- _What you will do_
Print the entries in full, word for word, but not the pictures.

::::::::

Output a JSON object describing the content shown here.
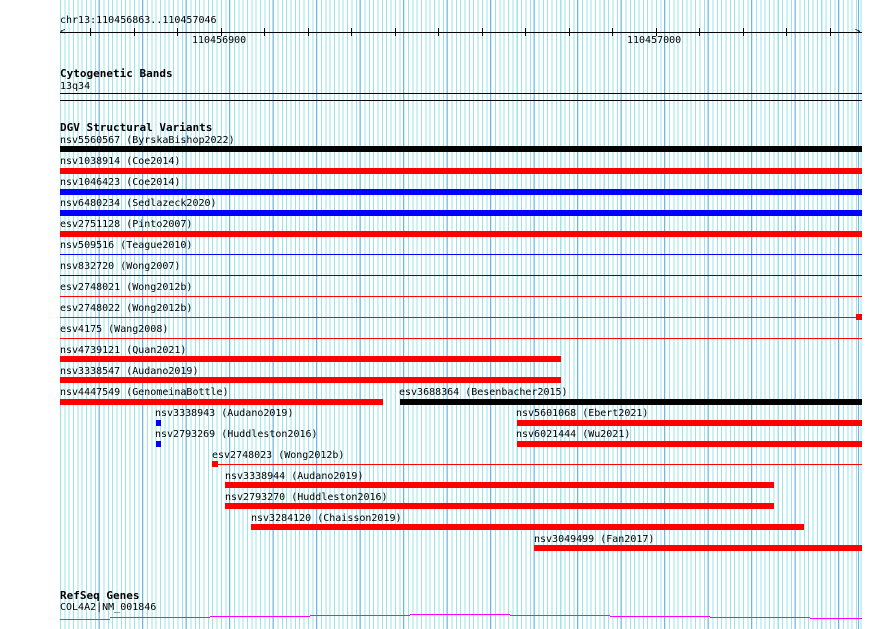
{
  "ruler": {
    "location": "chr13:110456863..110457046",
    "tick_labels": [
      "110456900",
      "110457000"
    ]
  },
  "tracks": {
    "cytogenetic": {
      "title": "Cytogenetic Bands",
      "band": "13q34"
    },
    "dgv": {
      "title": "DGV Structural Variants",
      "features": [
        {
          "id": "nsv5560567",
          "study": "ByrskaBishop2022",
          "color": "#000000"
        },
        {
          "id": "nsv1038914",
          "study": "Coe2014",
          "color": "#ff0000"
        },
        {
          "id": "nsv1046423",
          "study": "Coe2014",
          "color": "#0000ff"
        },
        {
          "id": "nsv6480234",
          "study": "Sedlazeck2020",
          "color": "#0000ff"
        },
        {
          "id": "esv2751128",
          "study": "Pinto2007",
          "color": "#ff0000"
        },
        {
          "id": "nsv509516",
          "study": "Teague2010",
          "color": "#0000ff"
        },
        {
          "id": "nsv832720",
          "study": "Wong2007",
          "color": "#0000ff"
        },
        {
          "id": "esv2748021",
          "study": "Wong2012b",
          "color": "#ff0000"
        },
        {
          "id": "esv2748022",
          "study": "Wong2012b",
          "color": "#ff0000"
        },
        {
          "id": "esv4175",
          "study": "Wang2008",
          "color": "#ff0000"
        },
        {
          "id": "nsv4739121",
          "study": "Quan2021",
          "color": "#ff0000"
        },
        {
          "id": "nsv3338547",
          "study": "Audano2019",
          "color": "#ff0000"
        },
        {
          "id": "nsv4447549",
          "study": "GenomeinaBottle",
          "color": "#ff0000"
        },
        {
          "id": "esv3688364",
          "study": "Besenbacher2015",
          "color": "#000000"
        },
        {
          "id": "nsv3338943",
          "study": "Audano2019",
          "color": "#0000ff"
        },
        {
          "id": "nsv5601068",
          "study": "Ebert2021",
          "color": "#ff0000"
        },
        {
          "id": "nsv2793269",
          "study": "Huddleston2016",
          "color": "#0000ff"
        },
        {
          "id": "nsv6021444",
          "study": "Wu2021",
          "color": "#ff0000"
        },
        {
          "id": "esv2748023",
          "study": "Wong2012b",
          "color": "#ff0000"
        },
        {
          "id": "nsv3338944",
          "study": "Audano2019",
          "color": "#ff0000"
        },
        {
          "id": "nsv2793270",
          "study": "Huddleston2016",
          "color": "#ff0000"
        },
        {
          "id": "nsv3284120",
          "study": "Chaisson2019",
          "color": "#ff0000"
        },
        {
          "id": "nsv3049499",
          "study": "Fan2017",
          "color": "#ff0000"
        }
      ]
    },
    "refseq": {
      "title": "RefSeq Genes",
      "gene": "COL4A2|NM_001846",
      "color": "#ff00ff"
    }
  }
}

::::::::

- _Solution for this task_
Output a JSON object describing the content shown here.
{
  "ruler": {
    "location": "chr13:110456863..110457046",
    "tick_labels": [
      "110456900",
      "110457000"
    ]
  },
  "tracks": {
    "cytogenetic": {
      "title": "Cytogenetic Bands",
      "band": "13q34"
    },
    "dgv": {
      "title": "DGV Structural Variants",
      "features": [
        {
          "id": "nsv5560567",
          "study": "ByrskaBishop2022",
          "color": "#000000"
        },
        {
          "id": "nsv1038914",
          "study": "Coe2014",
          "color": "#ff0000"
        },
        {
          "id": "nsv1046423",
          "study": "Coe2014",
          "color": "#0000ff"
        },
        {
          "id": "nsv6480234",
          "study": "Sedlazeck2020",
          "color": "#0000ff"
        },
        {
          "id": "esv2751128",
          "study": "Pinto2007",
          "color": "#ff0000"
        },
        {
          "id": "nsv509516",
          "study": "Teague2010",
          "color": "#0000ff"
        },
        {
          "id": "nsv832720",
          "study": "Wong2007",
          "color": "#0000ff"
        },
        {
          "id": "esv2748021",
          "study": "Wong2012b",
          "color": "#ff0000"
        },
        {
          "id": "esv2748022",
          "study": "Wong2012b",
          "color": "#ff0000"
        },
        {
          "id": "esv4175",
          "study": "Wang2008",
          "color": "#ff0000"
        },
        {
          "id": "nsv4739121",
          "study": "Quan2021",
          "color": "#ff0000"
        },
        {
          "id": "nsv3338547",
          "study": "Audano2019",
          "color": "#ff0000"
        },
        {
          "id": "nsv4447549",
          "study": "GenomeinaBottle",
          "color": "#ff0000"
        },
        {
          "id": "esv3688364",
          "study": "Besenbacher2015",
          "color": "#000000"
        },
        {
          "id": "nsv3338943",
          "study": "Audano2019",
          "color": "#0000ff"
        },
        {
          "id": "nsv5601068",
          "study": "Ebert2021",
          "color": "#ff0000"
        },
        {
          "id": "nsv2793269",
          "study": "Huddleston2016",
          "color": "#0000ff"
        },
        {
          "id": "nsv6021444",
          "study": "Wu2021",
          "color": "#ff0000"
        },
        {
          "id": "esv2748023",
          "study": "Wong2012b",
          "color": "#ff0000"
        },
        {
          "id": "nsv3338944",
          "study": "Audano2019",
          "color": "#ff0000"
        },
        {
          "id": "nsv2793270",
          "study": "Huddleston2016",
          "color": "#ff0000"
        },
        {
          "id": "nsv3284120",
          "study": "Chaisson2019",
          "color": "#ff0000"
        },
        {
          "id": "nsv3049499",
          "study": "Fan2017",
          "color": "#ff0000"
        }
      ]
    },
    "refseq": {
      "title": "RefSeq Genes",
      "gene": "COL4A2|NM_001846",
      "color": "#ff00ff"
    }
  }
}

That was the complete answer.